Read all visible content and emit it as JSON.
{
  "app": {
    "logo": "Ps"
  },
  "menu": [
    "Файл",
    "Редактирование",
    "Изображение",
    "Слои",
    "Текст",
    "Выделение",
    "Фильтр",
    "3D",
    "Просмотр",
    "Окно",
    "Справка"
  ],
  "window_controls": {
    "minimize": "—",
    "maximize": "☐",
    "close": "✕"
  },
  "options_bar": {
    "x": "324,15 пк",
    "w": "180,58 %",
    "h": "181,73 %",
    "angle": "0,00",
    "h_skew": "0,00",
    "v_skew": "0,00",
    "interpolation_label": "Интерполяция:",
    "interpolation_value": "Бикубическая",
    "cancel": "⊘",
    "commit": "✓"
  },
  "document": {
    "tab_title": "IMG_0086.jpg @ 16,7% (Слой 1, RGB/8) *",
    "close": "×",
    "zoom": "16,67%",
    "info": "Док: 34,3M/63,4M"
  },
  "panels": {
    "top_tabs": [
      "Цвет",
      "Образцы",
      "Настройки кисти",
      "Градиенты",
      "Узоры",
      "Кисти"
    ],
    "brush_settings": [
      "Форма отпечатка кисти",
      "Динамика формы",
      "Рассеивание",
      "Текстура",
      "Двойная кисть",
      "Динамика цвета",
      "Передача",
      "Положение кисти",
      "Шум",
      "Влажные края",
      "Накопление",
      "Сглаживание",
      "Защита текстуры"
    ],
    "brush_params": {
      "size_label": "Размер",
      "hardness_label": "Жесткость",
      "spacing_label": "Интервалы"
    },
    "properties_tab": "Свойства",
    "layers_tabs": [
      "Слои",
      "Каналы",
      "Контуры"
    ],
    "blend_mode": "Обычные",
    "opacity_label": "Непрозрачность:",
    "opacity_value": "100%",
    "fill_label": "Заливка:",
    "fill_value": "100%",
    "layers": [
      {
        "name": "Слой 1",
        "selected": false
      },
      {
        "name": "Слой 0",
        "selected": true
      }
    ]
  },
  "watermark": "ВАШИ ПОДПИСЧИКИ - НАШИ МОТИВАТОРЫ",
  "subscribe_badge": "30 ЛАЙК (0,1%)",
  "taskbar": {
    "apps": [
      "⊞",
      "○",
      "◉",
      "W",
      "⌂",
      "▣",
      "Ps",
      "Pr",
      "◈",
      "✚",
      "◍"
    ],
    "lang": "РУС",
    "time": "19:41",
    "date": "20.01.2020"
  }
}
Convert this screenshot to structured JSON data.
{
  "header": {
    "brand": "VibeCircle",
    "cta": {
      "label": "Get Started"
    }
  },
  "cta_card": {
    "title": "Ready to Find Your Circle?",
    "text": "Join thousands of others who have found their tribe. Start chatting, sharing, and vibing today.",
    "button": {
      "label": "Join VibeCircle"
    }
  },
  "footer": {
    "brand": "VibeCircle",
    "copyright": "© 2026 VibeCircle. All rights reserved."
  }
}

**What you have to do:** Would you give the material above again, complete and exact?

**Response to the task:**
Read all visible content and emit it as JSON.
{
  "app": {
    "logo": "Ps"
  },
  "menu": [
    "Файл",
    "Редактирование",
    "Изображение",
    "Слои",
    "Текст",
    "Выделение",
    "Фильтр",
    "3D",
    "Просмотр",
    "Окно",
    "Справка"
  ],
  "window_controls": {
    "minimize": "—",
    "maximize": "☐",
    "close": "✕"
  },
  "options_bar": {
    "x": "324,15 пк",
    "w": "180,58 %",
    "h": "181,73 %",
    "angle": "0,00",
    "h_skew": "0,00",
    "v_skew": "0,00",
    "interpolation_label": "Интерполяция:",
    "interpolation_value": "Бикубическая",
    "cancel": "⊘",
    "commit": "✓"
  },
  "document": {
    "tab_title": "IMG_0086.jpg @ 16,7% (Слой 1, RGB/8) *",
    "close": "×",
    "zoom": "16,67%",
    "info": "Док: 34,3M/63,4M"
  },
  "panels": {
    "top_tabs": [
      "Цвет",
      "Образцы",
      "Настройки кисти",
      "Градиенты",
      "Узоры",
      "Кисти"
    ],
    "brush_settings": [
      "Форма отпечатка кисти",
      "Динамика формы",
      "Рассеивание",
      "Текстура",
      "Двойная кисть",
      "Динамика цвета",
      "Передача",
      "Положение кисти",
      "Шум",
      "Влажные края",
      "Накопление",
      "Сглаживание",
      "Защита текстуры"
    ],
    "brush_params": {
      "size_label": "Размер",
      "hardness_label": "Жесткость",
      "spacing_label": "Интервалы"
    },
    "properties_tab": "Свойства",
    "layers_tabs": [
      "Слои",
      "Каналы",
      "Контуры"
    ],
    "blend_mode": "Обычные",
    "opacity_label": "Непрозрачность:",
    "opacity_value": "100%",
    "fill_label": "Заливка:",
    "fill_value": "100%",
    "layers": [
      {
        "name": "Слой 1",
        "selected": false
      },
      {
        "name": "Слой 0",
        "selected": true
      }
    ]
  },
  "watermark": "ВАШИ ПОДПИСЧИКИ - НАШИ МОТИВАТОРЫ",
  "subscribe_badge": "30 ЛАЙК (0,1%)",
  "taskbar": {
    "apps": [
      "⊞",
      "○",
      "◉",
      "W",
      "⌂",
      "▣",
      "Ps",
      "Pr",
      "◈",
      "✚",
      "◍"
    ],
    "lang": "РУС",
    "time": "19:41",
    "date": "20.01.2020"
  }
}
Convert this screenshot to structured JSON data.
{
  "header": {
    "brand": "VibeCircle",
    "cta": {
      "label": "Get Started"
    }
  },
  "cta_card": {
    "title": "Ready to Find Your Circle?",
    "text": "Join thousands of others who have found their tribe. Start chatting, sharing, and vibing today.",
    "button": {
      "label": "Join VibeCircle"
    }
  },
  "footer": {
    "brand": "VibeCircle",
    "copyright": "© 2026 VibeCircle. All rights reserved."
  }
}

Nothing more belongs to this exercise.